EXERCISE INSTRUCTIONS
Return the listing below verbatim. Pictures do not belong in the copy.

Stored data
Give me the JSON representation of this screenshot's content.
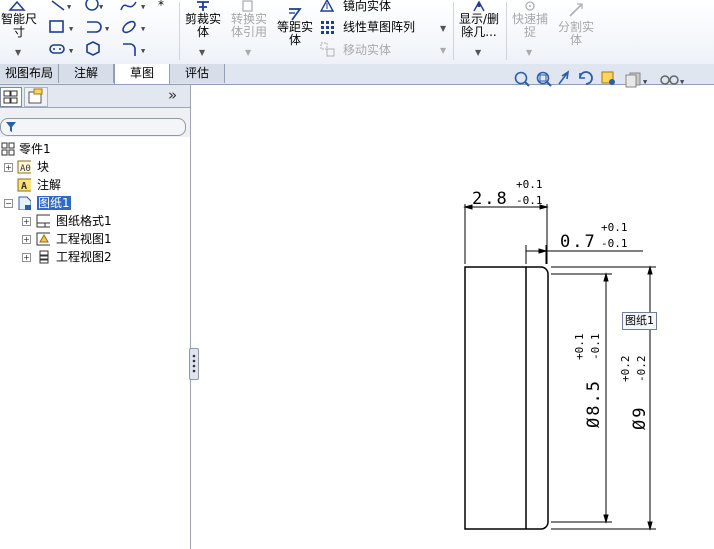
{
  "ribbon": {
    "smart_dimension": "智能尺\n寸",
    "trim": "剪裁实\n体",
    "convert": "转换实\n体引用",
    "offset": "等距实\n体",
    "mirror": "镜向实体",
    "linear_pattern": "线性草图阵列",
    "move": "移动实体",
    "show_delete": "显示/删\n除几...",
    "quick_snap": "快速捕\n捉",
    "split": "分割实\n体"
  },
  "tabs": [
    "视图布局",
    "注解",
    "草图",
    "评估"
  ],
  "active_tab": "草图",
  "panel": {
    "expand_glyph": "»",
    "tree": [
      {
        "label": "零件1",
        "icon": "part-icon"
      },
      {
        "label": "块",
        "icon": "block-icon"
      },
      {
        "label": "注解",
        "icon": "annotation-icon"
      },
      {
        "label": "图纸1",
        "icon": "sheet-icon",
        "selected": true
      },
      {
        "label": "图纸格式1",
        "icon": "sheet-format-icon"
      },
      {
        "label": "工程视图1",
        "icon": "drawing-view-icon"
      },
      {
        "label": "工程视图2",
        "icon": "drawing-view2-icon"
      }
    ]
  },
  "drawing": {
    "dim_width": "2.8",
    "dim_width_tol_upper": "+0.1",
    "dim_width_tol_lower": "-0.1",
    "dim_chamfer": "0.7",
    "dim_chamfer_tol_upper": "+0.1",
    "dim_chamfer_tol_lower": "-0.1",
    "dim_inner_dia": "Ø8.5",
    "dim_inner_tol_upper": "+0.1",
    "dim_inner_tol_lower": "-0.1",
    "dim_outer_dia": "Ø9",
    "dim_outer_tol_upper": "+0.2",
    "dim_outer_tol_lower": "-0.2",
    "sheet_tag": "图纸1"
  }
}
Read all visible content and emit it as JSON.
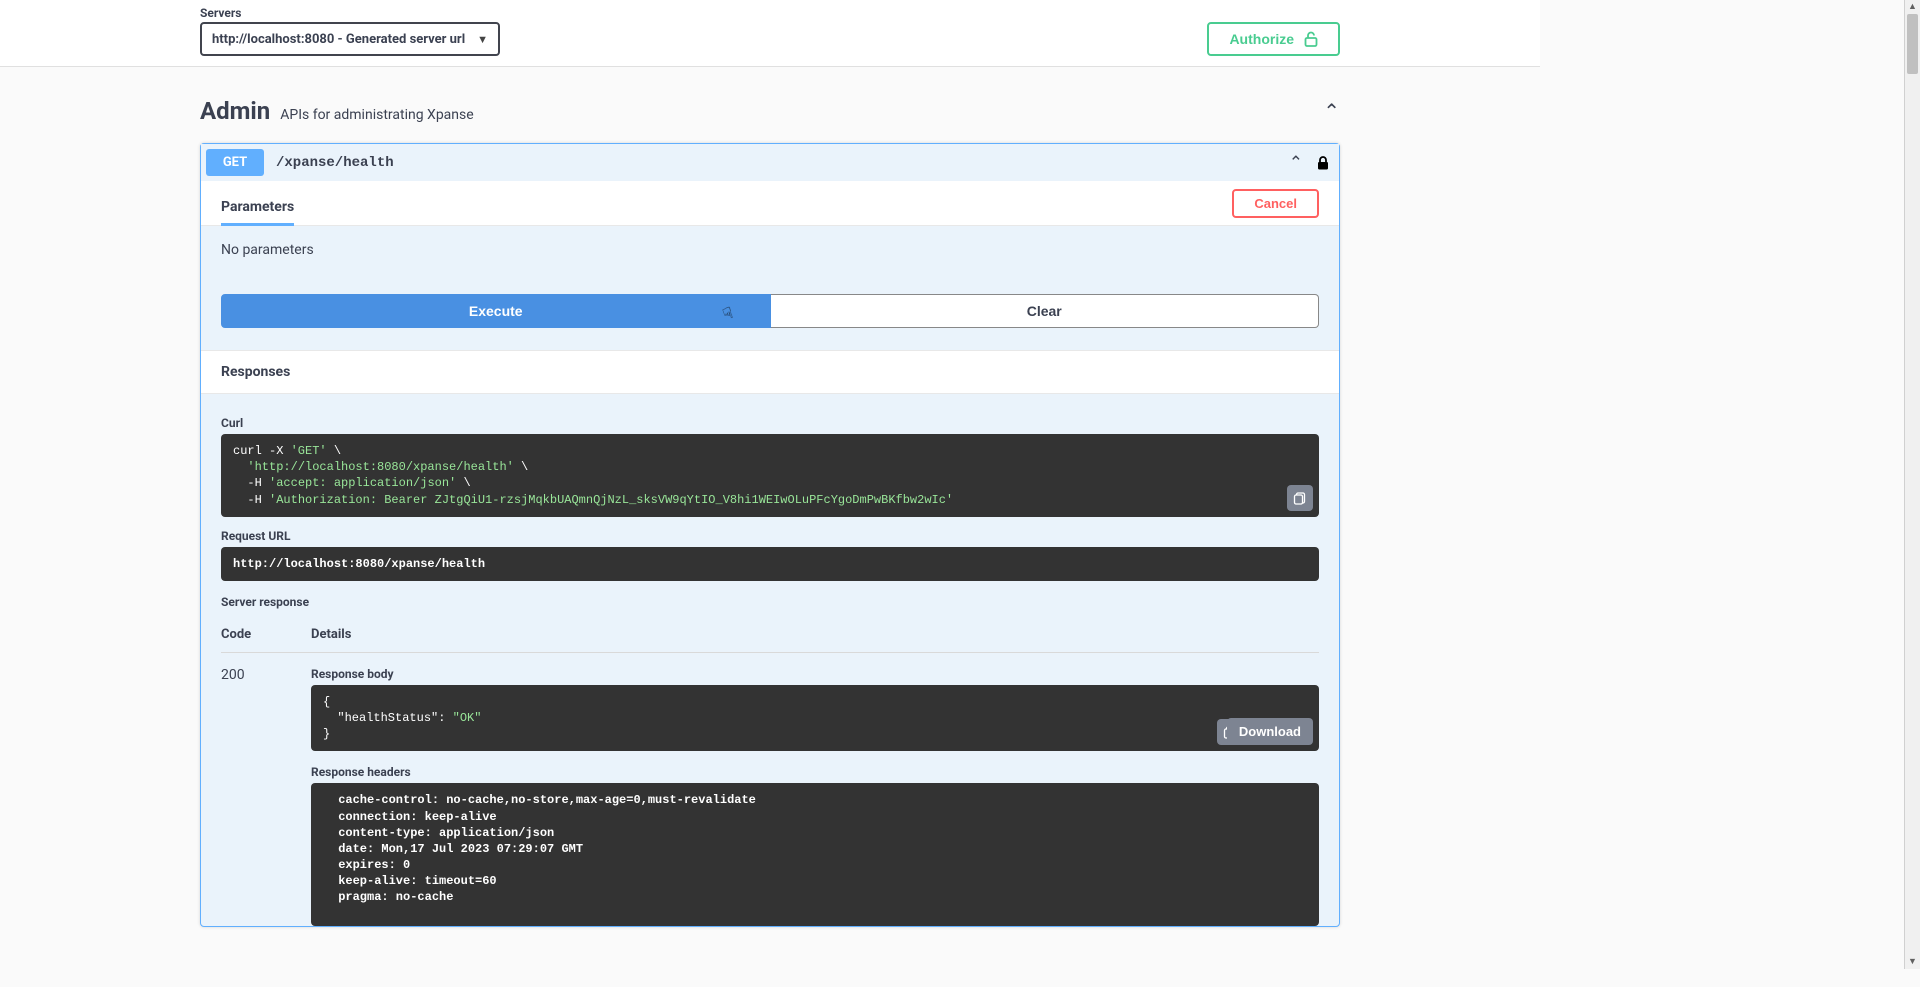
{
  "topbar": {
    "servers_label": "Servers",
    "server_selected": "http://localhost:8080 - Generated server url",
    "authorize_label": "Authorize"
  },
  "tag": {
    "name": "Admin",
    "description": "APIs for administrating Xpanse"
  },
  "operation": {
    "method": "GET",
    "path": "/xpanse/health"
  },
  "parameters": {
    "heading": "Parameters",
    "cancel_label": "Cancel",
    "no_params": "No parameters",
    "execute_label": "Execute",
    "clear_label": "Clear"
  },
  "responses": {
    "heading": "Responses",
    "curl_label": "Curl",
    "curl_command": {
      "l1a": "curl -X ",
      "l1b": "'GET'",
      "l1c": " \\",
      "l2a": "  ",
      "l2b": "'http://localhost:8080/xpanse/health'",
      "l2c": " \\",
      "l3a": "  -H ",
      "l3b": "'accept: application/json'",
      "l3c": " \\",
      "l4a": "  -H ",
      "l4b": "'Authorization: Bearer ZJtgQiU1-rzsjMqkbUAQmnQjNzL_sksVW9qYtIO_V8hi1WEIwOLuPFcYgoDmPwBKfbw2wIc'"
    },
    "request_url_label": "Request URL",
    "request_url": "http://localhost:8080/xpanse/health",
    "server_response_label": "Server response",
    "code_col": "Code",
    "details_col": "Details",
    "code": "200",
    "body_label": "Response body",
    "body_json": {
      "l1": "{",
      "l2a": "  \"healthStatus\": ",
      "l2b": "\"OK\"",
      "l3": "}"
    },
    "download_label": "Download",
    "headers_label": "Response headers",
    "headers_text": " cache-control: no-cache,no-store,max-age=0,must-revalidate \n connection: keep-alive \n content-type: application/json \n date: Mon,17 Jul 2023 07:29:07 GMT \n expires: 0 \n keep-alive: timeout=60 \n pragma: no-cache "
  }
}
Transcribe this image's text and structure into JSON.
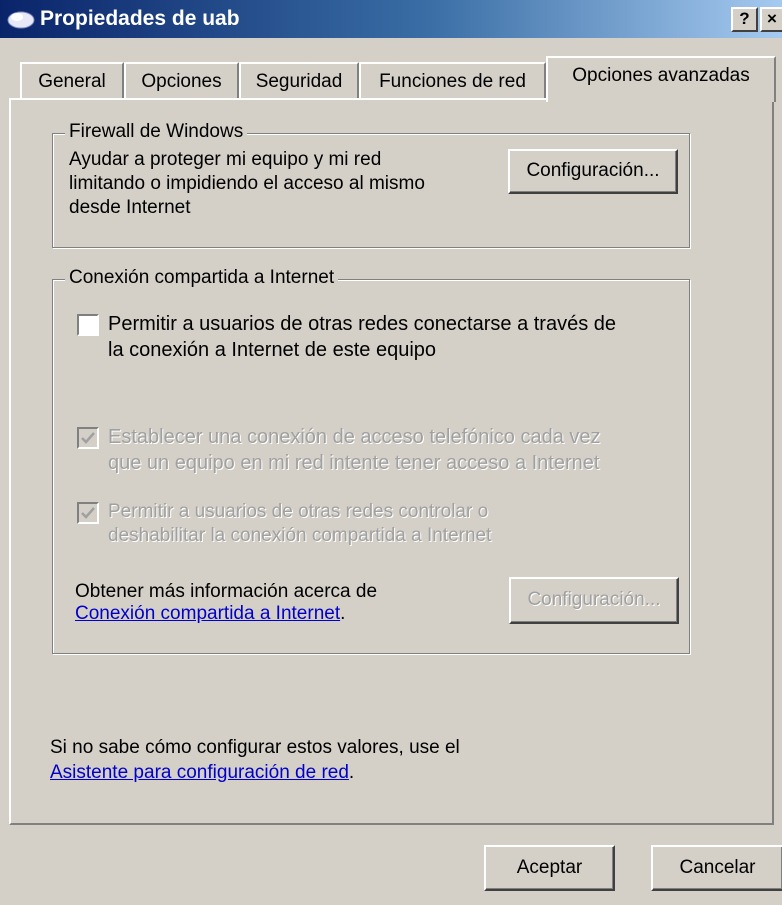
{
  "window": {
    "title": "Propiedades de uab",
    "help_button": "?",
    "close_button": "×"
  },
  "tabs": [
    {
      "label": "General"
    },
    {
      "label": "Opciones"
    },
    {
      "label": "Seguridad"
    },
    {
      "label": "Funciones de red"
    },
    {
      "label": "Opciones avanzadas",
      "active": true
    }
  ],
  "firewall": {
    "legend": "Firewall de Windows",
    "description_lines": [
      "Ayudar a proteger mi equipo y mi red",
      "limitando o impidiendo el acceso al mismo",
      "desde Internet"
    ],
    "config_button": "Configuración..."
  },
  "ics": {
    "legend": "Conexión compartida a Internet",
    "allow_sharing": {
      "checked": false,
      "lines": [
        "Permitir a usuarios de otras redes conectarse a través de",
        "la conexión a Internet de este equipo"
      ]
    },
    "dial_on_demand": {
      "checked": true,
      "disabled": true,
      "lines": [
        "Establecer una conexión de acceso telefónico cada vez",
        "que un equipo en mi red intente tener acceso a Internet"
      ]
    },
    "allow_control": {
      "checked": true,
      "disabled": true,
      "lines": [
        "Permitir a usuarios de otras redes controlar o",
        "deshabilitar la conexión compartida a Internet"
      ]
    },
    "more_info_text": "Obtener más información acerca de",
    "more_info_link": "Conexión compartida a Internet",
    "more_info_period": ".",
    "config_button": "Configuración..."
  },
  "footer": {
    "help_text": "Si no sabe cómo configurar estos valores, use el",
    "wizard_link": "Asistente para configuración de red",
    "wizard_period": "."
  },
  "buttons": {
    "accept": "Aceptar",
    "cancel": "Cancelar"
  }
}
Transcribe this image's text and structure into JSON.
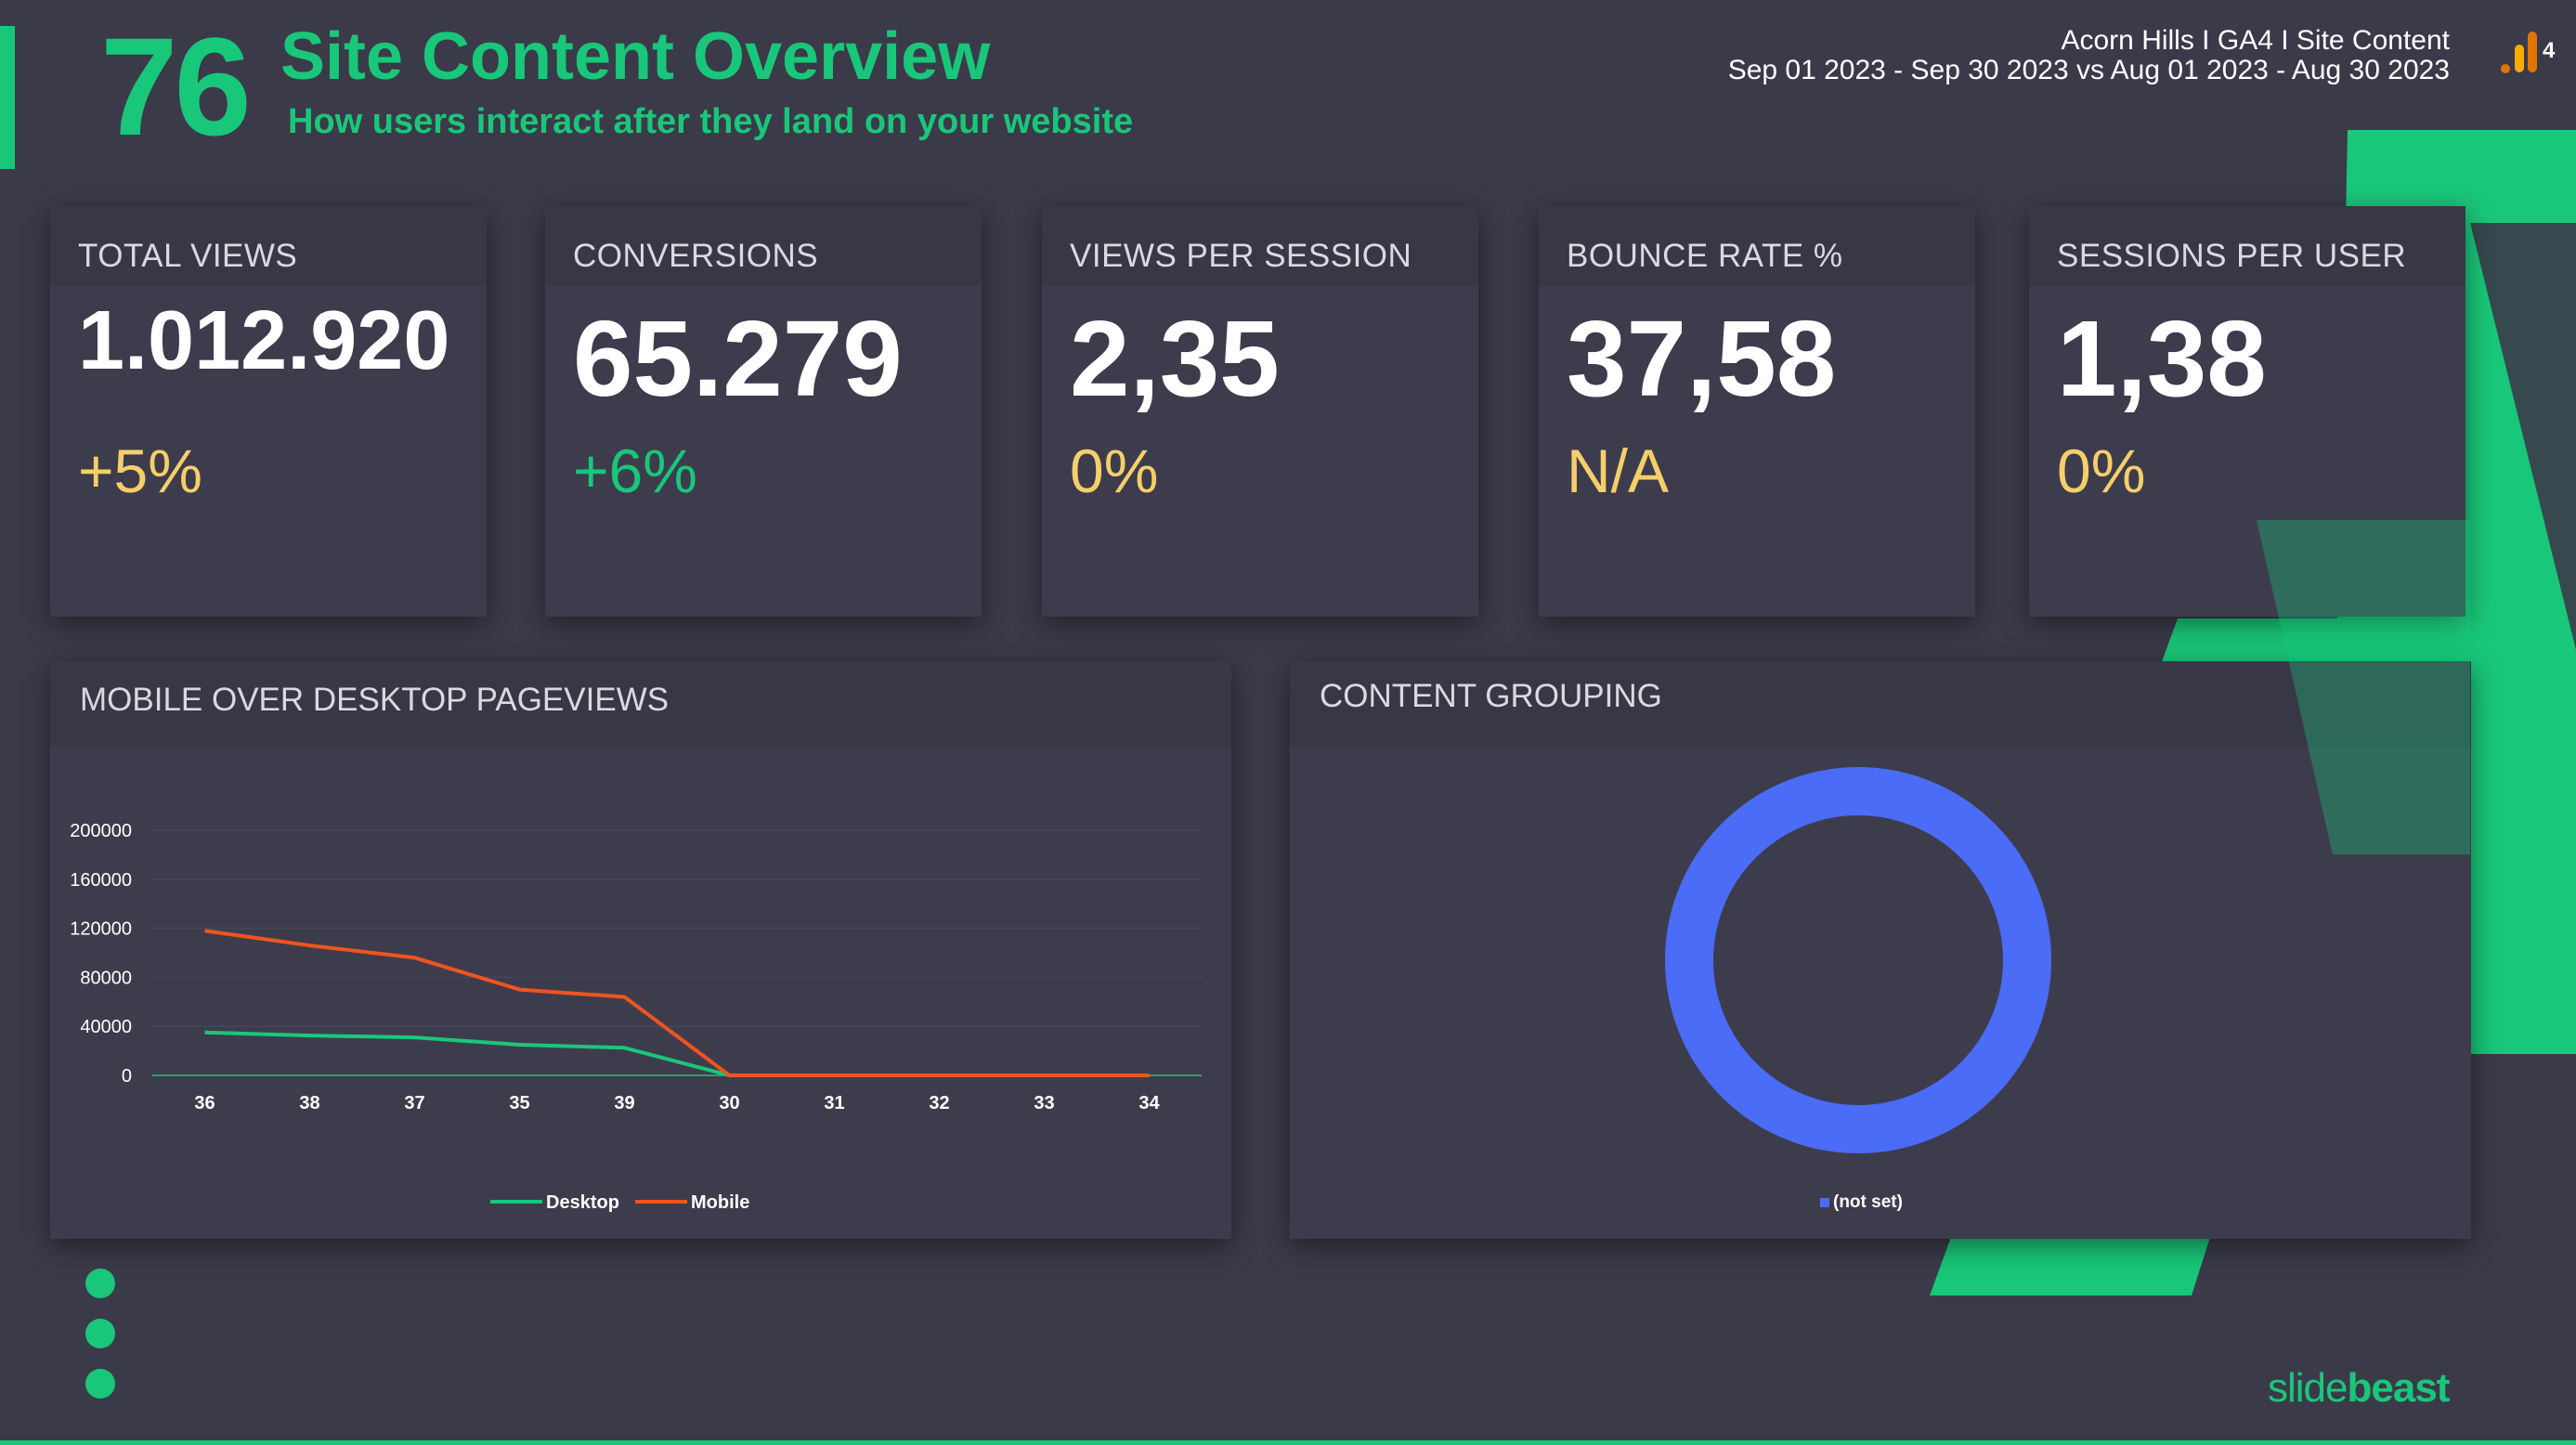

RESPONSE TO THIS TASK
Give me the JSON representation of this screenshot's content.
{
  "ribbon": {
    "smart_dimension": "智能尺\n寸",
    "trim": "剪裁实\n体",
    "convert": "转换实\n体引用",
    "offset": "等距实\n体",
    "mirror": "镜向实体",
    "linear_pattern": "线性草图阵列",
    "move": "移动实体",
    "show_delete": "显示/删\n除几...",
    "quick_snap": "快速捕\n捉",
    "split": "分割实\n体"
  },
  "tabs": [
    "视图布局",
    "注解",
    "草图",
    "评估"
  ],
  "active_tab": "草图",
  "panel": {
    "expand_glyph": "»",
    "tree": [
      {
        "label": "零件1",
        "icon": "part-icon"
      },
      {
        "label": "块",
        "icon": "block-icon"
      },
      {
        "label": "注解",
        "icon": "annotation-icon"
      },
      {
        "label": "图纸1",
        "icon": "sheet-icon",
        "selected": true
      },
      {
        "label": "图纸格式1",
        "icon": "sheet-format-icon"
      },
      {
        "label": "工程视图1",
        "icon": "drawing-view-icon"
      },
      {
        "label": "工程视图2",
        "icon": "drawing-view2-icon"
      }
    ]
  },
  "drawing": {
    "dim_width": "2.8",
    "dim_width_tol_upper": "+0.1",
    "dim_width_tol_lower": "-0.1",
    "dim_chamfer": "0.7",
    "dim_chamfer_tol_upper": "+0.1",
    "dim_chamfer_tol_lower": "-0.1",
    "dim_inner_dia": "Ø8.5",
    "dim_inner_tol_upper": "+0.1",
    "dim_inner_tol_lower": "-0.1",
    "dim_outer_dia": "Ø9",
    "dim_outer_tol_upper": "+0.2",
    "dim_outer_tol_lower": "-0.2",
    "sheet_tag": "图纸1"
  }
}
Read all visible content and emit it as JSON.
{
  "topbar": {
    "servers_label": "Servers",
    "server_selected": "http://localhost:8080 - Generated server url",
    "authorize_label": "Authorize"
  },
  "tag": {
    "name": "Admin",
    "description": "APIs for administrating Xpanse"
  },
  "operation": {
    "method": "GET",
    "path": "/xpanse/health"
  },
  "parameters": {
    "heading": "Parameters",
    "cancel_label": "Cancel",
    "no_params": "No parameters",
    "execute_label": "Execute",
    "clear_label": "Clear"
  },
  "responses": {
    "heading": "Responses",
    "curl_label": "Curl",
    "curl_command": {
      "l1a": "curl -X ",
      "l1b": "'GET'",
      "l1c": " \\",
      "l2a": "  ",
      "l2b": "'http://localhost:8080/xpanse/health'",
      "l2c": " \\",
      "l3a": "  -H ",
      "l3b": "'accept: application/json'",
      "l3c": " \\",
      "l4a": "  -H ",
      "l4b": "'Authorization: Bearer ZJtgQiU1-rzsjMqkbUAQmnQjNzL_sksVW9qYtIO_V8hi1WEIwOLuPFcYgoDmPwBKfbw2wIc'"
    },
    "request_url_label": "Request URL",
    "request_url": "http://localhost:8080/xpanse/health",
    "server_response_label": "Server response",
    "code_col": "Code",
    "details_col": "Details",
    "code": "200",
    "body_label": "Response body",
    "body_json": {
      "l1": "{",
      "l2a": "  \"healthStatus\": ",
      "l2b": "\"OK\"",
      "l3": "}"
    },
    "download_label": "Download",
    "headers_label": "Response headers",
    "headers_text": " cache-control: no-cache,no-store,max-age=0,must-revalidate \n connection: keep-alive \n content-type: application/json \n date: Mon,17 Jul 2023 07:29:07 GMT \n expires: 0 \n keep-alive: timeout=60 \n pragma: no-cache "
  }
}
Transcribe this image's text and structure into JSON.
{
  "window": {
    "title": "Propiedades de uab",
    "help_button": "?",
    "close_button": "×"
  },
  "tabs": [
    {
      "label": "General"
    },
    {
      "label": "Opciones"
    },
    {
      "label": "Seguridad"
    },
    {
      "label": "Funciones de red"
    },
    {
      "label": "Opciones avanzadas",
      "active": true
    }
  ],
  "firewall": {
    "legend": "Firewall de Windows",
    "description_lines": [
      "Ayudar a proteger mi equipo y mi red",
      "limitando o impidiendo el acceso al mismo",
      "desde Internet"
    ],
    "config_button": "Configuración..."
  },
  "ics": {
    "legend": "Conexión compartida a Internet",
    "allow_sharing": {
      "checked": false,
      "lines": [
        "Permitir a usuarios de otras redes conectarse a través de",
        "la conexión a Internet de este equipo"
      ]
    },
    "dial_on_demand": {
      "checked": true,
      "disabled": true,
      "lines": [
        "Establecer una conexión de acceso telefónico cada vez",
        "que un equipo en mi red intente tener acceso a Internet"
      ]
    },
    "allow_control": {
      "checked": true,
      "disabled": true,
      "lines": [
        "Permitir a usuarios de otras redes controlar o",
        "deshabilitar la conexión compartida a Internet"
      ]
    },
    "more_info_text": "Obtener más información acerca de",
    "more_info_link": "Conexión compartida a Internet",
    "more_info_period": ".",
    "config_button": "Configuración..."
  },
  "footer": {
    "help_text": "Si no sabe cómo configurar estos valores, use el",
    "wizard_link": "Asistente para configuración de red",
    "wizard_period": "."
  },
  "buttons": {
    "accept": "Aceptar",
    "cancel": "Cancelar"
  }
}
Transcribe this image's text and structure into JSON.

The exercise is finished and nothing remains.